QUOTED TEXT:
^^^^^^^^^^^^^^^^

Introduction

The whole goal is to run some kernel code in an isolated virtual machine container called a Lightweight Capability Domain (LCD) and allow it to interact with the rest of the host kernel (or other LCDs). LCDs run in a separate physical and virtual address space from the rest of the host kernel.

In any use case, there are a few key players:

  • The LCD microkernel
  • The LCD(s)
  • Code in the non-isolated part of the kernel (host kernel) that sets up the LCD(s) and interacts with them

See the figure below:

   +-------------------+
   |                   |
   |                   |                LCD
   | +--------------+  |        +------------------+  
   | | non-isolated |  |        |   isolated code  |
   | | code that    |  |        |                  |
   | | interacts    |  |        |                  |
   | | with the     |  |        |                  |
   | | LCD(s)       |  |        +------------------+
   | +--------------+  |        
   |                   |       
   |                   |     
   |                   |        
   |                   |
   |                   +-------------------------------------+
   |                                                         |
   |                       +--------------------------+      |
   |                       |                          |      |
   |                       |      LCD Microkernel     |      |
   |                       |                          |      |
   |                       +--------------------------+      |
   |                                                         |
   | Host Linux Kernel                                       |
   +---------------------------------------------------------+

LCD Microkernel

This is built as a regular Linux kernel module (lcd_domains.ko) and installed in the host Linux kernel.

^^^^^^^^^^^^^^^^

DATA TO USE:
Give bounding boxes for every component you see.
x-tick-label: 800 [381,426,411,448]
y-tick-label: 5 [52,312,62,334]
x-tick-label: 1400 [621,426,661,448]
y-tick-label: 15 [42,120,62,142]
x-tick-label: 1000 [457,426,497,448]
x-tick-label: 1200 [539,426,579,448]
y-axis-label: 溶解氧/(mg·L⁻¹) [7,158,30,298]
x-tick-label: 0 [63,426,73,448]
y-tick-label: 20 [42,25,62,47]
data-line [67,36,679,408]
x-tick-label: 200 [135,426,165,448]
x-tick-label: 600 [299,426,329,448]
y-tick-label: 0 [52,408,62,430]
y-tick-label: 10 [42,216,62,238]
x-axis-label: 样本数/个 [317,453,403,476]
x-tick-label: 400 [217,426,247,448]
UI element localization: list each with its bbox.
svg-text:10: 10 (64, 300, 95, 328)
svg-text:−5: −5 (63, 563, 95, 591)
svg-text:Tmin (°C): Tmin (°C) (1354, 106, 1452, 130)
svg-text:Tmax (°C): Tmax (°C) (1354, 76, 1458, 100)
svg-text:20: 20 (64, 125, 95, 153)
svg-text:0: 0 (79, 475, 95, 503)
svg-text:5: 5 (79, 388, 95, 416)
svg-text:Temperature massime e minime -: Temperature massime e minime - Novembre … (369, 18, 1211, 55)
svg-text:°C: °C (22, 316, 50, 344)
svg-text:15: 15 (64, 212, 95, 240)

^^^^^^^^^^^^^^^^

INSTRUCTIONS:
A. Copy the records word for word, every line from the first to the last, in their original order.
B. Continue the text on Lightweight Capability Domains, picking up after its final sentence about the LCD microkernel module.

SET OF ANSWERS:
A.
Give bounding boxes for every component you see.
x-tick-label: 800 [381,426,411,448]
y-tick-label: 5 [52,312,62,334]
x-tick-label: 1400 [621,426,661,448]
y-tick-label: 15 [42,120,62,142]
x-tick-label: 1000 [457,426,497,448]
x-tick-label: 1200 [539,426,579,448]
y-axis-label: 溶解氧/(mg·L⁻¹) [7,158,30,298]
x-tick-label: 0 [63,426,73,448]
y-tick-label: 20 [42,25,62,47]
data-line [67,36,679,408]
x-tick-label: 200 [135,426,165,448]
x-tick-label: 600 [299,426,329,448]
y-tick-label: 0 [52,408,62,430]
y-tick-label: 10 [42,216,62,238]
x-axis-label: 样本数/个 [317,453,403,476]
x-tick-label: 400 [217,426,247,448]
UI element localization: list each with its bbox.
svg-text:10: 10 (64, 300, 95, 328)
svg-text:−5: −5 (63, 563, 95, 591)
svg-text:Tmin (°C): Tmin (°C) (1354, 106, 1452, 130)
svg-text:Tmax (°C): Tmax (°C) (1354, 76, 1458, 100)
svg-text:20: 20 (64, 125, 95, 153)
svg-text:0: 0 (79, 475, 95, 503)
svg-text:5: 5 (79, 388, 95, 416)
svg-text:Temperature massime e minime -: Temperature massime e minime - Novembre … (369, 18, 1211, 55)
svg-text:°C: °C (22, 316, 50, 344)
svg-text:15: 15 (64, 212, 95, 240)

B.
  • It manages the LCDs similar to how KVM manages regular VMs
  • It provides an interface (described below) for non-isolated kernel code to create and interact with LCDs

It consists of a low-level, architecture-dependent part that sets up hardware virtual machines, and an architecture-independent part that does higher-level LCD management and provides the interface to non-isolated code:

                                LCD Microkernel
             +-------------------------+---------------------------+
             |  Architecture-dependent |  Architecture-independent |
             |       part (VT-x)       |         part              |
             +-------------------------+---------------------------+

Note that the LCD microkernel does not run at boot, and is mostly "hands off" with the rest of the Linux kernel. More on this below.

LCDs are isolated

We are paranoid about the kernel code that is running inside the LCD, or we just don't want to give it access to everything (all memory, devices, buses, etc.) because it doesn't need it all, and giving access only to what it needs helps us confine bugs. But the code inside the LCD needs at least some resources like memory and access to some devices to get its job done. Furthermore, we want to explicitly track the resources the LCD has access to (which pages of memory, which devices, etc.).

Tracking resources with capabilities

The LCD microkernel tracks every resource an LCD has access to using capabilities, and an LCD invokes operations on resources indirectly using a capability-mediated interface provided by the microkernel. Our design is similar to seL4 (seL4 manual).

More specifically, the microkernel maintains a CSpace for each LCD that stores references to resources the LCD has access to. When the LCD wants to invoke an operation on a resource, it uses a CPtr (cptr_t), a file-descriptor-like integer identifier, to refer to the resource in its CSpace.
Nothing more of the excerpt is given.